From the entries below, count the lines with "czym". Write only the count.

■ RECORDS FOR THE TASK:

:::::

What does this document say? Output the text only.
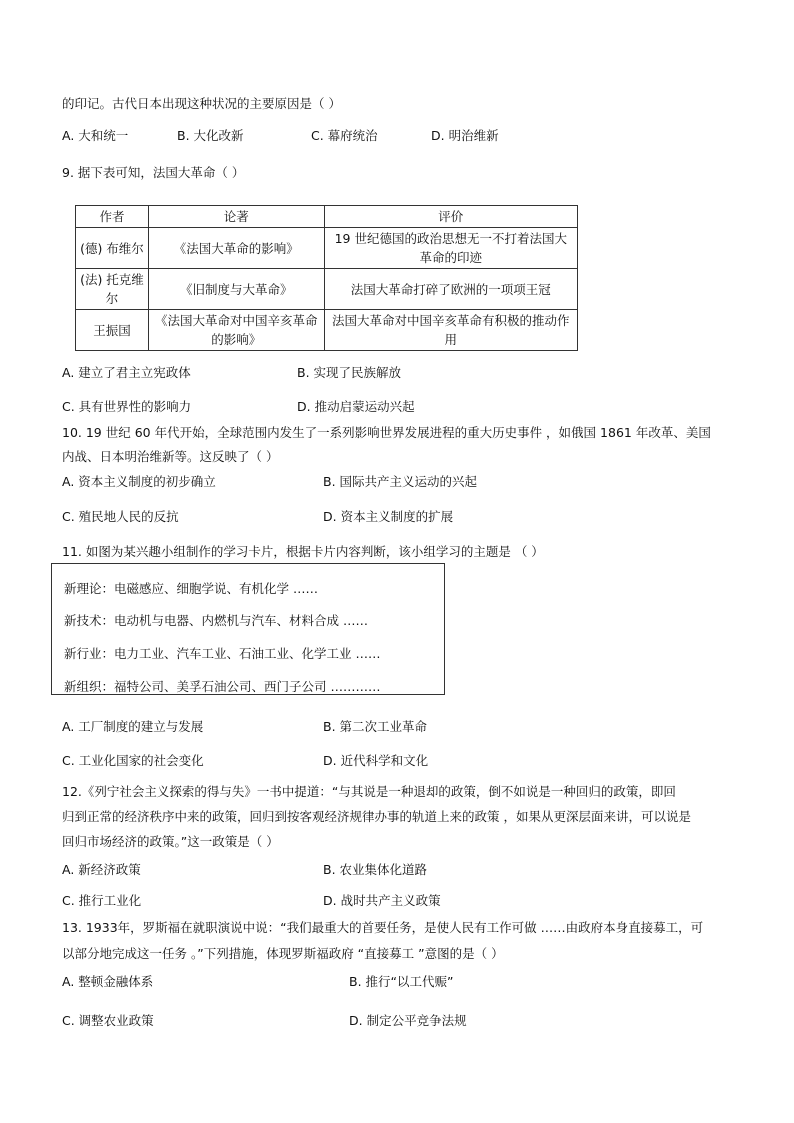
的印记。古代日本出现这种状况的主要原因是（ ）
A. 大和统一	B. 大化改新	C. 幕府统治	D. 明治维新
9. 据下表可知，法国大革命（ ）
作者	论著	评价
(德) 布维尔	《法国大革命的影响》	19 世纪德国的政治思想无一不打着法国大革命的印迹
(法) 托克维尔	《旧制度与大革命》	法国大革命打碎了欧洲的一项项王冠
王振国	《法国大革命对中国辛亥革命的影响》	法国大革命对中国辛亥革命有积极的推动作用
A. 建立了君主立宪政体	B. 实现了民族解放
C. 具有世界性的影响力	D. 推动启蒙运动兴起
10. 19 世纪 60 年代开始，全球范围内发生了一系列影响世界发展进程的重大历史事件 ，如俄国 1861 年改革、美国
内战、日本明治维新等。这反映了（ ）
A. 资本主义制度的初步确立	B. 国际共产主义运动的兴起
C. 殖民地人民的反抗	D. 资本主义制度的扩展
11. 如图为某兴趣小组制作的学习卡片，根据卡片内容判断，该小组学习的主题是 （ ）
新理论：电磁感应、细胞学说、有机化学 ……
新技术：电动机与电器、内燃机与汽车、材料合成 ……
新行业：电力工业、汽车工业、石油工业、化学工业 ……
新组织：福特公司、美孚石油公司、西门子公司 …………
A. 工厂制度的建立与发展	B. 第二次工业革命
C. 工业化国家的社会变化	D. 近代科学和文化
12.《列宁社会主义探索的得与失》一书中提道：“与其说是一种退却的政策，倒不如说是一种回归的政策，即回
归到正常的经济秩序中来的政策，回归到按客观经济规律办事的轨道上来的政策 ，如果从更深层面来讲，可以说是
回归市场经济的政策。”这一政策是（ ）
A. 新经济政策	B. 农业集体化道路
C. 推行工业化	D. 战时共产主义政策
13. 1933年，罗斯福在就职演说中说：“我们最重大的首要任务，是使人民有工作可做 ……由政府本身直接募工，可
以部分地完成这一任务 。”下列措施，体现罗斯福政府 “直接募工 ”意图的是（ ）
A. 整顿金融体系	B. 推行“以工代赈”
C. 调整农业政策	D. 制定公平竞争法规
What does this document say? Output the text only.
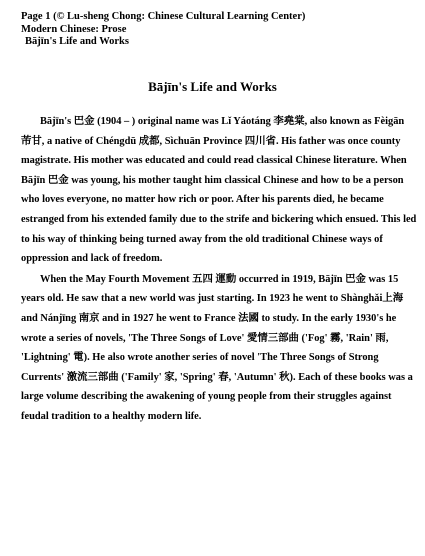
Page 1 (© Lu-sheng Chong: Chinese Cultural Learning Center)
Modern Chinese: Prose
Bājīn's Life and Works
Bājīn's Life and Works

Bājīn's 巴金 (1904 – ) original name was Lǐ Yáotáng 李堯棠, also known as Fèigān 芾甘, a native of Chéngdū 成都, Sìchuān Province 四川省. His father was once county magistrate. His mother was educated and could read classical Chinese literature. When Bājīn 巴金 was young, his mother taught him classical Chinese and how to be a person who loves everyone, no matter how rich or poor. After his parents died, he became estranged from his extended family due to the strife and bickering which ensued. This led to his way of thinking being turned away from the old traditional Chinese ways of oppression and lack of freedom.

When the May Fourth Movement 五四 運動 occurred in 1919, Bājīn 巴金 was 15 years old. He saw that a new world was just starting. In 1923 he went to Shànghǎi上海 and Nánjīng 南京 and in 1927 he went to France 法國 to study. In the early 1930's he wrote a series of novels, 'The Three Songs of Love' 愛情三部曲 ('Fog' 霧, 'Rain' 雨, 'Lightning' 電). He also wrote another series of novel 'The Three Songs of Strong Currents' 激流三部曲 ('Family' 家, 'Spring' 春, 'Autumn' 秋). Each of these books was a large volume describing the awakening of young people from their struggles against feudal tradition to a healthy modern life.
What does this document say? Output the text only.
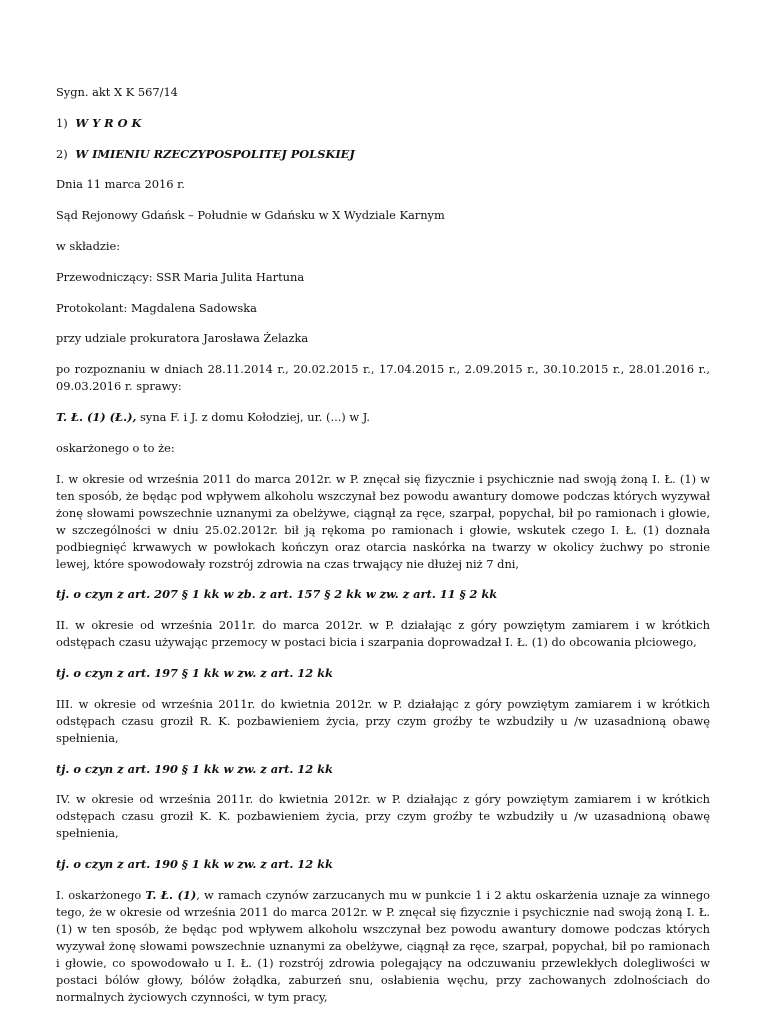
Sygn. akt X K 567/14

1) W Y R O K

2) W IMIENIU RZECZYPOSPOLITEJ POLSKIEJ

Dnia 11 marca 2016 r.

Sąd Rejonowy Gdańsk – Południe w Gdańsku w X Wydziale Karnym

w składzie:

Przewodniczący: SSR Maria Julita Hartuna

Protokolant: Magdalena Sadowska

przy udziale prokuratora Jarosława Żelazka

po rozpoznaniu w dniach 28.11.2014 r., 20.02.2015 r., 17.04.2015 r., 2.09.2015 r., 30.10.2015 r., 28.01.2016 r., 09.03.2016 r. sprawy:

T. Ł. (1) (Ł.), syna F. i J. z domu Kołodziej, ur. (...) w J.

oskarżonego o to że:

I. w okresie od września 2011 do marca 2012r. w P. znęcał się fizycznie i psychicznie nad swoją żoną I. Ł. (1) w ten sposób, że będąc pod wpływem alkoholu wszczynał bez powodu awantury domowe podczas których wyzywał żonę słowami powszechnie uznanymi za obelżywe, ciągnął za ręce, szarpał, popychał, bił po ramionach i głowie, w szczególności w dniu 25.02.2012r. bił ją rękoma po ramionach i głowie, wskutek czego I. Ł. (1) doznała podbiegnięć krwawych w powłokach kończyn oraz otarcia naskórka na twarzy w okolicy żuchwy po stronie lewej, które spowodowały rozstrój zdrowia na czas trwający nie dłużej niż 7 dni,

tj. o czyn z art. 207 § 1 kk w zb. z art. 157 § 2 kk w zw. z art. 11 § 2 kk

II. w okresie od września 2011r. do marca 2012r. w P. działając z góry powziętym zamiarem i w krótkich odstępach czasu używając przemocy w postaci bicia i szarpania doprowadzał I. Ł. (1) do obcowania płciowego,

tj. o czyn z art. 197 § 1 kk w zw. z art. 12 kk

III. w okresie od września 2011r. do kwietnia 2012r. w P. działając z góry powziętym zamiarem i w krótkich odstępach czasu groził R. K. pozbawieniem życia, przy czym groźby te wzbudziły u /w uzasadnioną obawę spełnienia,

tj. o czyn z art. 190 § 1 kk w zw. z art. 12 kk

IV. w okresie od września 2011r. do kwietnia 2012r. w P. działając z góry powziętym zamiarem i w krótkich odstępach czasu groził K. K. pozbawieniem życia, przy czym groźby te wzbudziły u /w uzasadnioną obawę spełnienia,

tj. o czyn z art. 190 § 1 kk w zw. z art. 12 kk

I. oskarżonego T. Ł. (1), w ramach czynów zarzucanych mu w punkcie 1 i 2 aktu oskarżenia uznaje za winnego tego, że w okresie od września 2011 do marca 2012r. w P. znęcał się fizycznie i psychicznie nad swoją żoną I. Ł. (1) w ten sposób, że będąc pod wpływem alkoholu wszczynał bez powodu awantury domowe podczas których wyzywał żonę słowami powszechnie uznanymi za obelżywe, ciągnął za ręce, szarpał, popychał, bił po ramionach i głowie, co spowodowało u I. Ł. (1) rozstrój zdrowia polegający na odczuwaniu przewlekłych dolegliwości w postaci bólów głowy, bólów żołądka, zaburzeń snu, osłabienia węchu, przy zachowanych zdolnościach do normalnych życiowych czynności, w tym pracy,
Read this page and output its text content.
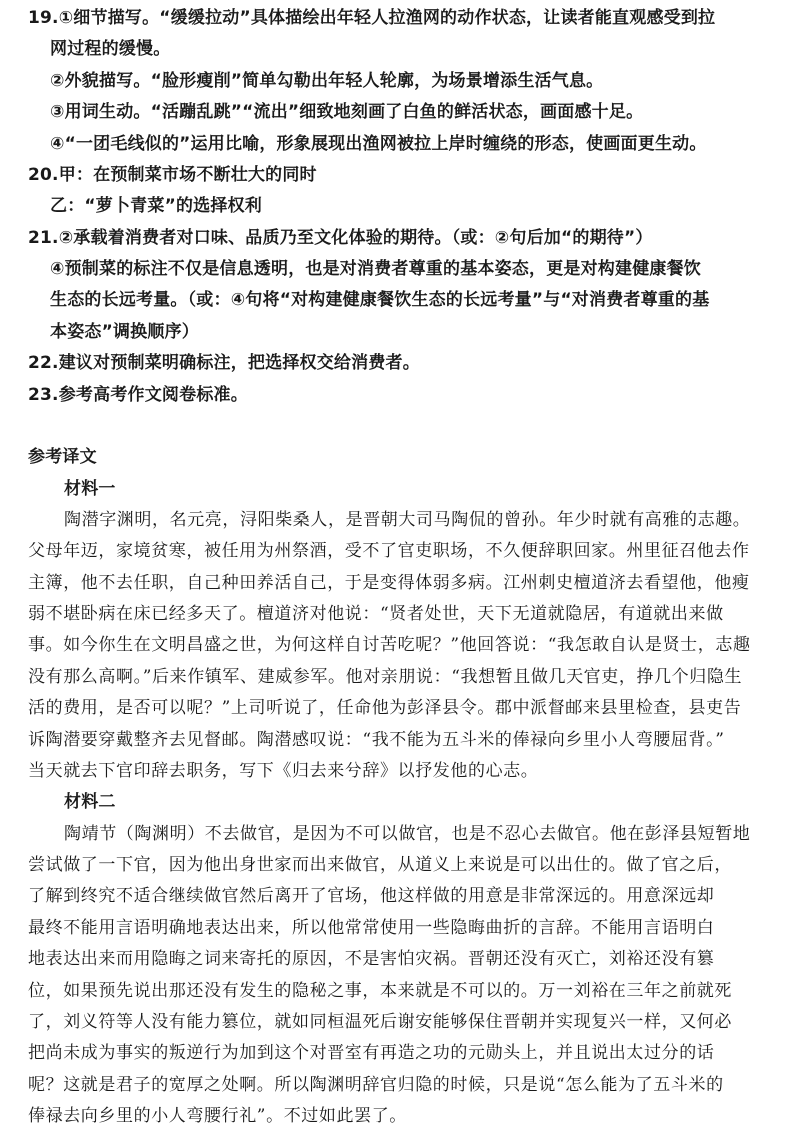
19.①细节描写。“缓缓拉动”具体描绘出年轻人拉渔网的动作状态，让读者能直观感受到拉
网过程的缓慢。
②外貌描写。“脸形瘦削”简单勾勒出年轻人轮廓，为场景增添生活气息。
③用词生动。“活蹦乱跳”“流出”细致地刻画了白鱼的鲜活状态，画面感十足。
④“一团毛线似的”运用比喻，形象展现出渔网被拉上岸时缠绕的形态，使画面更生动。
20.甲：在预制菜市场不断壮大的同时
乙：“萝卜青菜”的选择权利
21.②承载着消费者对口味、品质乃至文化体验的期待。（或：②句后加“的期待”）
④预制菜的标注不仅是信息透明，也是对消费者尊重的基本姿态，更是对构建健康餐饮
生态的长远考量。（或：④句将“对构建健康餐饮生态的长远考量”与“对消费者尊重的基
本姿态”调换顺序）
22.建议对预制菜明确标注，把选择权交给消费者。
23.参考高考作文阅卷标准。
参考译文
材料一
陶潜字渊明，名元亮，浔阳柴桑人，是晋朝大司马陶侃的曾孙。年少时就有高雅的志趣。
父母年迈，家境贫寒，被任用为州祭酒，受不了官吏职场，不久便辞职回家。州里征召他去作
主簿，他不去任职，自己种田养活自己，于是变得体弱多病。江州刺史檀道济去看望他，他瘦
弱不堪卧病在床已经多天了。檀道济对他说：“贤者处世，天下无道就隐居，有道就出来做
事。如今你生在文明昌盛之世，为何这样自讨苦吃呢？”他回答说：“我怎敢自认是贤士，志趣
没有那么高啊。”后来作镇军、建威参军。他对亲朋说：“我想暂且做几天官吏，挣几个归隐生
活的费用，是否可以呢？”上司听说了，任命他为彭泽县令。郡中派督邮来县里检查，县吏告
诉陶潜要穿戴整齐去见督邮。陶潜感叹说：“我不能为五斗米的俸禄向乡里小人弯腰屈背。”
当天就去下官印辞去职务，写下《归去来兮辞》以抒发他的心志。
材料二
陶靖节（陶渊明）不去做官，是因为不可以做官，也是不忍心去做官。他在彭泽县短暂地
尝试做了一下官，因为他出身世家而出来做官，从道义上来说是可以出仕的。做了官之后，
了解到终究不适合继续做官然后离开了官场，他这样做的用意是非常深远的。用意深远却
最终不能用言语明确地表达出来，所以他常常使用一些隐晦曲折的言辞。不能用言语明白
地表达出来而用隐晦之词来寄托的原因，不是害怕灾祸。晋朝还没有灭亡，刘裕还没有篡
位，如果预先说出那还没有发生的隐秘之事，本来就是不可以的。万一刘裕在三年之前就死
了，刘义符等人没有能力篡位，就如同桓温死后谢安能够保住晋朝并实现复兴一样，又何必
把尚未成为事实的叛逆行为加到这个对晋室有再造之功的元勋头上，并且说出太过分的话
呢？这就是君子的宽厚之处啊。所以陶渊明辞官归隐的时候，只是说“怎么能为了五斗米的
俸禄去向乡里的小人弯腰行礼”。不过如此罢了。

:::::

■ WRITTEN SOLUTION: 2